#### WRITTEN EXERCISE
Please write out exactly the lines that begin at the line containing "Serialize everything readable" and run to the end of the records.

-*-*-

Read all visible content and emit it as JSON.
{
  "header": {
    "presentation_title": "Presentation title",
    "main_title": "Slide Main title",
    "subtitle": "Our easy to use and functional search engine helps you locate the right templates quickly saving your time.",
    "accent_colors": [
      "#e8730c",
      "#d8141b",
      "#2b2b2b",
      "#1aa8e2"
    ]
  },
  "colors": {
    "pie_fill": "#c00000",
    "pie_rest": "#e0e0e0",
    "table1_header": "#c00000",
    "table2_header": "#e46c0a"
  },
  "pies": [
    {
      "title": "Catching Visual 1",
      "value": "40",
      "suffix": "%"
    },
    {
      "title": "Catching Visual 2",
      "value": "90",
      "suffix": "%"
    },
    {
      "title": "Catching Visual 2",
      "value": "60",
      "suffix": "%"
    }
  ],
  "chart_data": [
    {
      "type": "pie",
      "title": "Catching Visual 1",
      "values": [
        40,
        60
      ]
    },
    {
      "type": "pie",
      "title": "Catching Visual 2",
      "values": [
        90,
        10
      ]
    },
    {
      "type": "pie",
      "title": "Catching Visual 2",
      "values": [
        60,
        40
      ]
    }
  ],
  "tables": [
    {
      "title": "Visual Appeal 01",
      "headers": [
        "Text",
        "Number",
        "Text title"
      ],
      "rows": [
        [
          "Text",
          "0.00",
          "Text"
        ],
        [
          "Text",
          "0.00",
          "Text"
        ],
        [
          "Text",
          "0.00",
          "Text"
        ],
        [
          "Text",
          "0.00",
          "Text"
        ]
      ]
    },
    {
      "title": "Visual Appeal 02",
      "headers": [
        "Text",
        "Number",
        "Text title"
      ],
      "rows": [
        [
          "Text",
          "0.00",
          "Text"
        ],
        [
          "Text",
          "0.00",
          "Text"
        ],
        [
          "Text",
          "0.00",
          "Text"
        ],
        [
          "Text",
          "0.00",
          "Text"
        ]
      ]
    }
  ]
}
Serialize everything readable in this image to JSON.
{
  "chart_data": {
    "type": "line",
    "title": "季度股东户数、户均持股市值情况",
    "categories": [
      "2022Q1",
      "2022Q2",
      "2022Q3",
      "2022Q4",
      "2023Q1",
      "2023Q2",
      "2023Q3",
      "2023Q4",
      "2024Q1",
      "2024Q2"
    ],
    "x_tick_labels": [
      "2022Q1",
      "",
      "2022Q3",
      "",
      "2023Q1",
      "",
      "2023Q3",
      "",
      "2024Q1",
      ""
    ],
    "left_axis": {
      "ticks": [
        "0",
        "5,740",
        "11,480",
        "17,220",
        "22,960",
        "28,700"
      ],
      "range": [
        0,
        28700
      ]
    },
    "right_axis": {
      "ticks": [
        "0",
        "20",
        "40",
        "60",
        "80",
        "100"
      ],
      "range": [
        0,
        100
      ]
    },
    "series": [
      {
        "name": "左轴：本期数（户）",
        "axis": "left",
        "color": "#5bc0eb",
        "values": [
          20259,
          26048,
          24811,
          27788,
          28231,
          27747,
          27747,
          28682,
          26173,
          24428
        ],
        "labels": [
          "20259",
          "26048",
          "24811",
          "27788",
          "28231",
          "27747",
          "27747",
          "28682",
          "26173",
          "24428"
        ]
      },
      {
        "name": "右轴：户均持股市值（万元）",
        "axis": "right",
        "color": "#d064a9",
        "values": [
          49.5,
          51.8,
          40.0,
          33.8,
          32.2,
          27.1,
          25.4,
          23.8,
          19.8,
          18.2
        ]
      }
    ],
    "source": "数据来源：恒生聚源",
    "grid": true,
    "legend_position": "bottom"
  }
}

-*-*-

#### TASK OUTPUT
Serialize everything readable in this image to JSON.
{
  "chart_data": {
    "type": "line",
    "title": "季度股东户数、户均持股市值情况",
    "categories": [
      "2022Q1",
      "2022Q2",
      "2022Q3",
      "2022Q4",
      "2023Q1",
      "2023Q2",
      "2023Q3",
      "2023Q4",
      "2024Q1",
      "2024Q2"
    ],
    "x_tick_labels": [
      "2022Q1",
      "",
      "2022Q3",
      "",
      "2023Q1",
      "",
      "2023Q3",
      "",
      "2024Q1",
      ""
    ],
    "left_axis": {
      "ticks": [
        "0",
        "5,740",
        "11,480",
        "17,220",
        "22,960",
        "28,700"
      ],
      "range": [
        0,
        28700
      ]
    },
    "right_axis": {
      "ticks": [
        "0",
        "20",
        "40",
        "60",
        "80",
        "100"
      ],
      "range": [
        0,
        100
      ]
    },
    "series": [
      {
        "name": "左轴：本期数（户）",
        "axis": "left",
        "color": "#5bc0eb",
        "values": [
          20259,
          26048,
          24811,
          27788,
          28231,
          27747,
          27747,
          28682,
          26173,
          24428
        ],
        "labels": [
          "20259",
          "26048",
          "24811",
          "27788",
          "28231",
          "27747",
          "27747",
          "28682",
          "26173",
          "24428"
        ]
      },
      {
        "name": "右轴：户均持股市值（万元）",
        "axis": "right",
        "color": "#d064a9",
        "values": [
          49.5,
          51.8,
          40.0,
          33.8,
          32.2,
          27.1,
          25.4,
          23.8,
          19.8,
          18.2
        ]
      }
    ],
    "source": "数据来源：恒生聚源",
    "grid": true,
    "legend_position": "bottom"
  }
}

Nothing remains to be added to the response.